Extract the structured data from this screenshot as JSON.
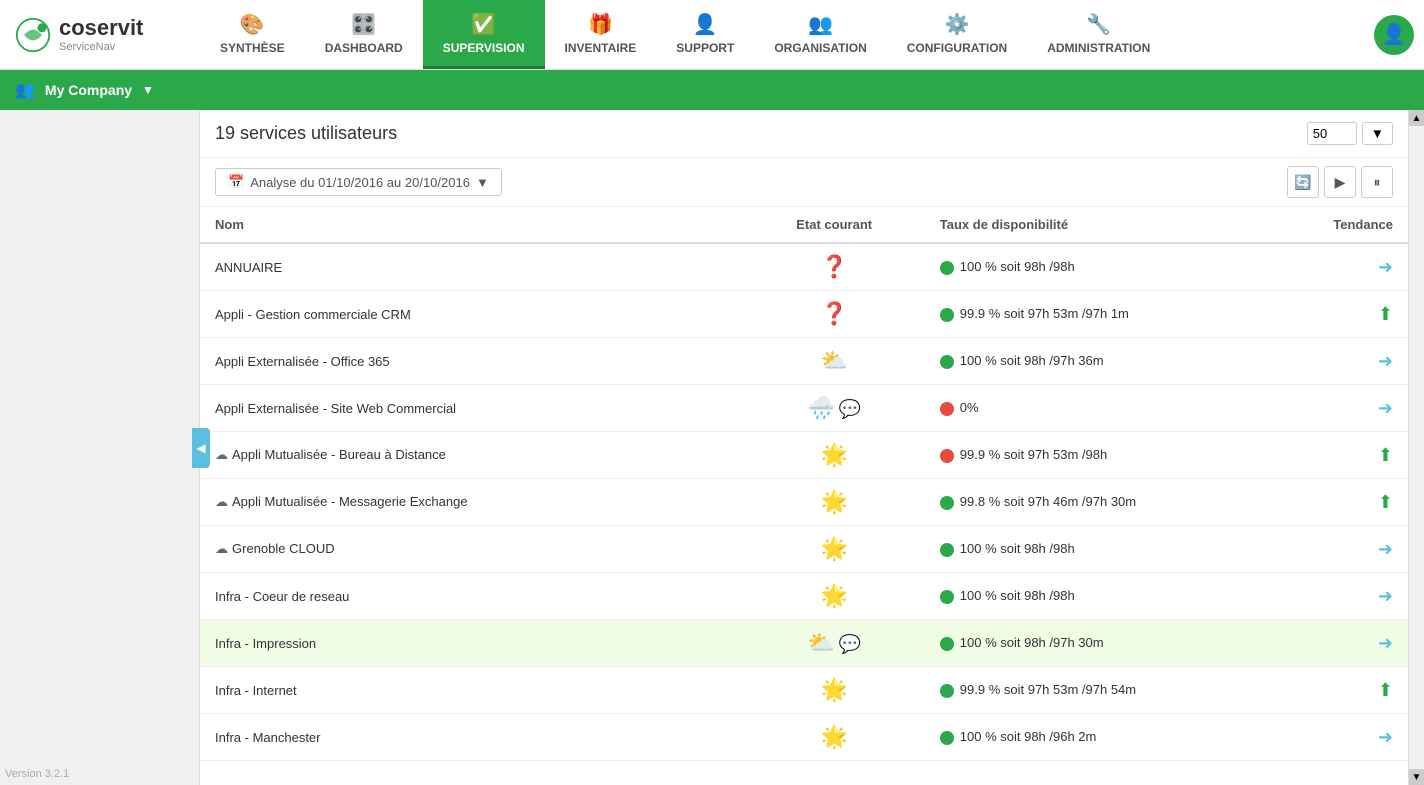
{
  "logo": {
    "brand": "coservit",
    "product": "ServiceNav"
  },
  "nav": {
    "items": [
      {
        "id": "synthese",
        "label": "SYNTHÈSE",
        "icon": "🎨",
        "active": false
      },
      {
        "id": "dashboard",
        "label": "DASHBOARD",
        "icon": "🎛️",
        "active": false
      },
      {
        "id": "supervision",
        "label": "SUPERVISION",
        "icon": "✅",
        "active": true
      },
      {
        "id": "inventaire",
        "label": "INVENTAIRE",
        "icon": "🎁",
        "active": false
      },
      {
        "id": "support",
        "label": "SUPPORT",
        "icon": "👤",
        "active": false
      },
      {
        "id": "organisation",
        "label": "ORGANISATION",
        "icon": "👥",
        "active": false
      },
      {
        "id": "configuration",
        "label": "CONFIGURATION",
        "icon": "⚙️",
        "active": false
      },
      {
        "id": "administration",
        "label": "ADMINISTRATION",
        "icon": "🔧",
        "active": false
      }
    ]
  },
  "company_bar": {
    "icon": "👥",
    "name": "My Company",
    "dropdown_label": "▼"
  },
  "content": {
    "title": "19 services utilisateurs",
    "per_page_value": "50",
    "date_filter": "Analyse du 01/10/2016 au 20/10/2016",
    "columns": {
      "nom": "Nom",
      "etat": "Etat courant",
      "taux": "Taux de disponibilité",
      "tendance": "Tendance"
    },
    "rows": [
      {
        "id": 1,
        "nom": "ANNUAIRE",
        "cloud": false,
        "etat_icon": "❓",
        "etat_color": "orange",
        "dot": "green",
        "taux": "100 % soit 98h /98h",
        "tendance": "right",
        "highlighted": false,
        "comment": false
      },
      {
        "id": 2,
        "nom": "Appli - Gestion commerciale CRM",
        "cloud": false,
        "etat_icon": "❓",
        "etat_color": "orange",
        "dot": "green",
        "taux": "99.9 % soit 97h 53m /97h 1m",
        "tendance": "up",
        "highlighted": false,
        "comment": false
      },
      {
        "id": 3,
        "nom": "Appli Externalisée - Office 365",
        "cloud": false,
        "etat_icon": "⛅",
        "etat_color": "",
        "dot": "green",
        "taux": "100 % soit 98h /97h 36m",
        "tendance": "right",
        "highlighted": false,
        "comment": false
      },
      {
        "id": 4,
        "nom": "Appli Externalisée - Site Web Commercial",
        "cloud": false,
        "etat_icon": "🌧️",
        "etat_color": "",
        "dot": "red",
        "taux": "0%",
        "tendance": "right",
        "highlighted": false,
        "comment": true
      },
      {
        "id": 5,
        "nom": "Appli Mutualisée - Bureau à Distance",
        "cloud": true,
        "etat_icon": "🌟",
        "etat_color": "",
        "dot": "red",
        "taux": "99.9 % soit 97h 53m /98h",
        "tendance": "up",
        "highlighted": false,
        "comment": false
      },
      {
        "id": 6,
        "nom": "Appli Mutualisée - Messagerie Exchange",
        "cloud": true,
        "etat_icon": "🌟",
        "etat_color": "",
        "dot": "green",
        "taux": "99.8 % soit 97h 46m /97h 30m",
        "tendance": "up",
        "highlighted": false,
        "comment": false
      },
      {
        "id": 7,
        "nom": "Grenoble CLOUD",
        "cloud": true,
        "etat_icon": "🌟",
        "etat_color": "",
        "dot": "green",
        "taux": "100 % soit 98h /98h",
        "tendance": "right",
        "highlighted": false,
        "comment": false
      },
      {
        "id": 8,
        "nom": "Infra - Coeur de reseau",
        "cloud": false,
        "etat_icon": "🌟",
        "etat_color": "",
        "dot": "green",
        "taux": "100 % soit 98h /98h",
        "tendance": "right",
        "highlighted": false,
        "comment": false
      },
      {
        "id": 9,
        "nom": "Infra - Impression",
        "cloud": false,
        "etat_icon": "⛅",
        "etat_color": "",
        "dot": "green",
        "taux": "100 % soit 98h /97h 30m",
        "tendance": "right",
        "highlighted": true,
        "comment": true
      },
      {
        "id": 10,
        "nom": "Infra - Internet",
        "cloud": false,
        "etat_icon": "🌟",
        "etat_color": "",
        "dot": "green",
        "taux": "99.9 % soit 97h 53m /97h 54m",
        "tendance": "up",
        "highlighted": false,
        "comment": false
      },
      {
        "id": 11,
        "nom": "Infra - Manchester",
        "cloud": false,
        "etat_icon": "🌟",
        "etat_color": "",
        "dot": "green",
        "taux": "100 % soit 98h /96h 2m",
        "tendance": "right",
        "highlighted": false,
        "comment": false
      }
    ]
  },
  "sidebar_toggle": "◀",
  "version": "Version 3.2.1"
}
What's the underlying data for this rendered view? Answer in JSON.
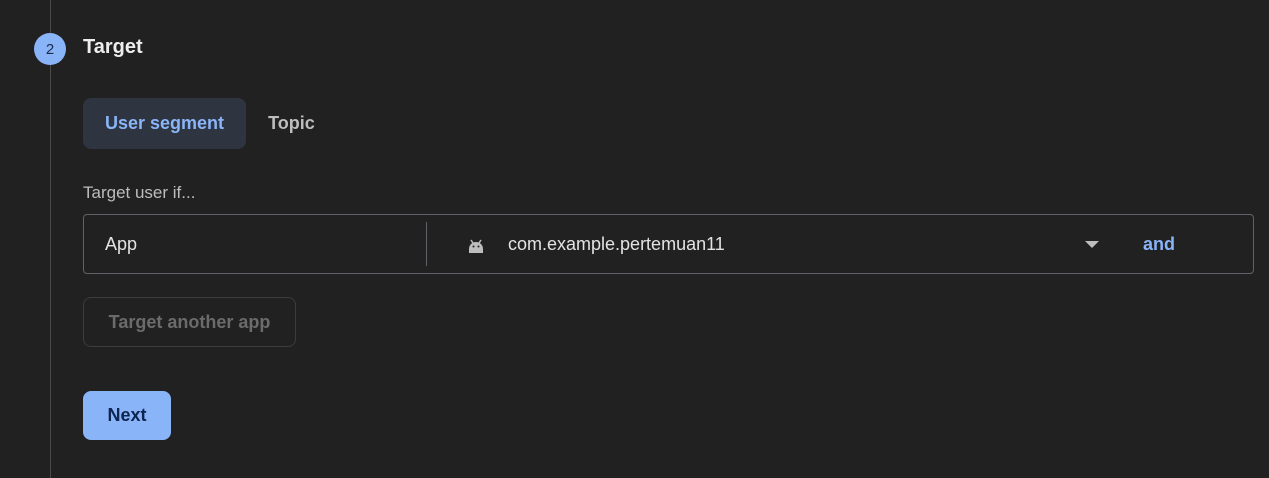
{
  "step": {
    "number": "2",
    "title": "Target"
  },
  "tabs": [
    {
      "label": "User segment",
      "active": true
    },
    {
      "label": "Topic",
      "active": false
    }
  ],
  "target_label": "Target user if...",
  "condition": {
    "field": "App",
    "platform_icon": "android-icon",
    "package": "com.example.pertemuan11",
    "and_label": "and"
  },
  "buttons": {
    "target_another": "Target another app",
    "next": "Next"
  },
  "colors": {
    "background": "#212121",
    "accent": "#8ab4f8",
    "active_tab_bg": "#2e3440",
    "border": "#5f6368"
  }
}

The request
All the lines above are to be given again exactly as they read, with the pictures removed.

Task output
Extract the structured data from this screenshot as JSON.
{
  "logo": {
    "brand": "coservit",
    "product": "ServiceNav"
  },
  "nav": {
    "items": [
      {
        "id": "synthese",
        "label": "SYNTHÈSE",
        "icon": "🎨",
        "active": false
      },
      {
        "id": "dashboard",
        "label": "DASHBOARD",
        "icon": "🎛️",
        "active": false
      },
      {
        "id": "supervision",
        "label": "SUPERVISION",
        "icon": "✅",
        "active": true
      },
      {
        "id": "inventaire",
        "label": "INVENTAIRE",
        "icon": "🎁",
        "active": false
      },
      {
        "id": "support",
        "label": "SUPPORT",
        "icon": "👤",
        "active": false
      },
      {
        "id": "organisation",
        "label": "ORGANISATION",
        "icon": "👥",
        "active": false
      },
      {
        "id": "configuration",
        "label": "CONFIGURATION",
        "icon": "⚙️",
        "active": false
      },
      {
        "id": "administration",
        "label": "ADMINISTRATION",
        "icon": "🔧",
        "active": false
      }
    ]
  },
  "company_bar": {
    "icon": "👥",
    "name": "My Company",
    "dropdown_label": "▼"
  },
  "content": {
    "title": "19 services utilisateurs",
    "per_page_value": "50",
    "date_filter": "Analyse du 01/10/2016 au 20/10/2016",
    "columns": {
      "nom": "Nom",
      "etat": "Etat courant",
      "taux": "Taux de disponibilité",
      "tendance": "Tendance"
    },
    "rows": [
      {
        "id": 1,
        "nom": "ANNUAIRE",
        "cloud": false,
        "etat_icon": "❓",
        "etat_color": "orange",
        "dot": "green",
        "taux": "100 % soit 98h /98h",
        "tendance": "right",
        "highlighted": false,
        "comment": false
      },
      {
        "id": 2,
        "nom": "Appli - Gestion commerciale CRM",
        "cloud": false,
        "etat_icon": "❓",
        "etat_color": "orange",
        "dot": "green",
        "taux": "99.9 % soit 97h 53m /97h 1m",
        "tendance": "up",
        "highlighted": false,
        "comment": false
      },
      {
        "id": 3,
        "nom": "Appli Externalisée - Office 365",
        "cloud": false,
        "etat_icon": "⛅",
        "etat_color": "",
        "dot": "green",
        "taux": "100 % soit 98h /97h 36m",
        "tendance": "right",
        "highlighted": false,
        "comment": false
      },
      {
        "id": 4,
        "nom": "Appli Externalisée - Site Web Commercial",
        "cloud": false,
        "etat_icon": "🌧️",
        "etat_color": "",
        "dot": "red",
        "taux": "0%",
        "tendance": "right",
        "highlighted": false,
        "comment": true
      },
      {
        "id": 5,
        "nom": "Appli Mutualisée - Bureau à Distance",
        "cloud": true,
        "etat_icon": "🌟",
        "etat_color": "",
        "dot": "red",
        "taux": "99.9 % soit 97h 53m /98h",
        "tendance": "up",
        "highlighted": false,
        "comment": false
      },
      {
        "id": 6,
        "nom": "Appli Mutualisée - Messagerie Exchange",
        "cloud": true,
        "etat_icon": "🌟",
        "etat_color": "",
        "dot": "green",
        "taux": "99.8 % soit 97h 46m /97h 30m",
        "tendance": "up",
        "highlighted": false,
        "comment": false
      },
      {
        "id": 7,
        "nom": "Grenoble CLOUD",
        "cloud": true,
        "etat_icon": "🌟",
        "etat_color": "",
        "dot": "green",
        "taux": "100 % soit 98h /98h",
        "tendance": "right",
        "highlighted": false,
        "comment": false
      },
      {
        "id": 8,
        "nom": "Infra - Coeur de reseau",
        "cloud": false,
        "etat_icon": "🌟",
        "etat_color": "",
        "dot": "green",
        "taux": "100 % soit 98h /98h",
        "tendance": "right",
        "highlighted": false,
        "comment": false
      },
      {
        "id": 9,
        "nom": "Infra - Impression",
        "cloud": false,
        "etat_icon": "⛅",
        "etat_color": "",
        "dot": "green",
        "taux": "100 % soit 98h /97h 30m",
        "tendance": "right",
        "highlighted": true,
        "comment": true
      },
      {
        "id": 10,
        "nom": "Infra - Internet",
        "cloud": false,
        "etat_icon": "🌟",
        "etat_color": "",
        "dot": "green",
        "taux": "99.9 % soit 97h 53m /97h 54m",
        "tendance": "up",
        "highlighted": false,
        "comment": false
      },
      {
        "id": 11,
        "nom": "Infra - Manchester",
        "cloud": false,
        "etat_icon": "🌟",
        "etat_color": "",
        "dot": "green",
        "taux": "100 % soit 98h /96h 2m",
        "tendance": "right",
        "highlighted": false,
        "comment": false
      }
    ]
  },
  "sidebar_toggle": "◀",
  "version": "Version 3.2.1"
}
What's the underlying data for this rendered view? Answer in JSON.
{
  "step": {
    "number": "2",
    "title": "Target"
  },
  "tabs": [
    {
      "label": "User segment",
      "active": true
    },
    {
      "label": "Topic",
      "active": false
    }
  ],
  "target_label": "Target user if...",
  "condition": {
    "field": "App",
    "platform_icon": "android-icon",
    "package": "com.example.pertemuan11",
    "and_label": "and"
  },
  "buttons": {
    "target_another": "Target another app",
    "next": "Next"
  },
  "colors": {
    "background": "#212121",
    "accent": "#8ab4f8",
    "active_tab_bg": "#2e3440",
    "border": "#5f6368"
  }
}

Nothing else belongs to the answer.